- _EXERCISE DESCRIPTION_
Output all the material that follows, exactly as given.

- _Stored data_

:::

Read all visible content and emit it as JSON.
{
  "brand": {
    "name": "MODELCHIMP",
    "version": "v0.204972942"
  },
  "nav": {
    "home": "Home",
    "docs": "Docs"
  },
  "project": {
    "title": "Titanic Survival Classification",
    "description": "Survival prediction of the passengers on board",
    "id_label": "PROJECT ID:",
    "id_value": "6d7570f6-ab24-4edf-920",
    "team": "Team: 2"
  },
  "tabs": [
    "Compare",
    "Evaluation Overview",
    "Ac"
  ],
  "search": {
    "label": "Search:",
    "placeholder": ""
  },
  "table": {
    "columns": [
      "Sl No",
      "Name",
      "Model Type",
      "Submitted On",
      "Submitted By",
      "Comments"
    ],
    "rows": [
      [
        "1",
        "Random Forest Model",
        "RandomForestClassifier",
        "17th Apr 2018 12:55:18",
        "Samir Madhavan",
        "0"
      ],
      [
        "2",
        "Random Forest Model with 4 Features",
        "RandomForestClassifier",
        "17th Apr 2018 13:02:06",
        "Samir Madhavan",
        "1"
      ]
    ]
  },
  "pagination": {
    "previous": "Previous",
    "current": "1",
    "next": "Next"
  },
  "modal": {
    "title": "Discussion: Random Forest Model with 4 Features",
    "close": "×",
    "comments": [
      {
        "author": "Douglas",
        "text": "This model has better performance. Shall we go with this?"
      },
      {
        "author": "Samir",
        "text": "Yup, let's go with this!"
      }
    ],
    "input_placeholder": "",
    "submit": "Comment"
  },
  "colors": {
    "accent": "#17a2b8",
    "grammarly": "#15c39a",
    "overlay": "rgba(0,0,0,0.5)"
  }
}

:::

- _THE REPLY_
Read all visible content and emit it as JSON.
{
  "brand": {
    "name": "MODELCHIMP",
    "version": "v0.204972942"
  },
  "nav": {
    "home": "Home",
    "docs": "Docs"
  },
  "project": {
    "title": "Titanic Survival Classification",
    "description": "Survival prediction of the passengers on board",
    "id_label": "PROJECT ID:",
    "id_value": "6d7570f6-ab24-4edf-920",
    "team": "Team: 2"
  },
  "tabs": [
    "Compare",
    "Evaluation Overview",
    "Ac"
  ],
  "search": {
    "label": "Search:",
    "placeholder": ""
  },
  "table": {
    "columns": [
      "Sl No",
      "Name",
      "Model Type",
      "Submitted On",
      "Submitted By",
      "Comments"
    ],
    "rows": [
      [
        "1",
        "Random Forest Model",
        "RandomForestClassifier",
        "17th Apr 2018 12:55:18",
        "Samir Madhavan",
        "0"
      ],
      [
        "2",
        "Random Forest Model with 4 Features",
        "RandomForestClassifier",
        "17th Apr 2018 13:02:06",
        "Samir Madhavan",
        "1"
      ]
    ]
  },
  "pagination": {
    "previous": "Previous",
    "current": "1",
    "next": "Next"
  },
  "modal": {
    "title": "Discussion: Random Forest Model with 4 Features",
    "close": "×",
    "comments": [
      {
        "author": "Douglas",
        "text": "This model has better performance. Shall we go with this?"
      },
      {
        "author": "Samir",
        "text": "Yup, let's go with this!"
      }
    ],
    "input_placeholder": "",
    "submit": "Comment"
  },
  "colors": {
    "accent": "#17a2b8",
    "grammarly": "#15c39a",
    "overlay": "rgba(0,0,0,0.5)"
  }
}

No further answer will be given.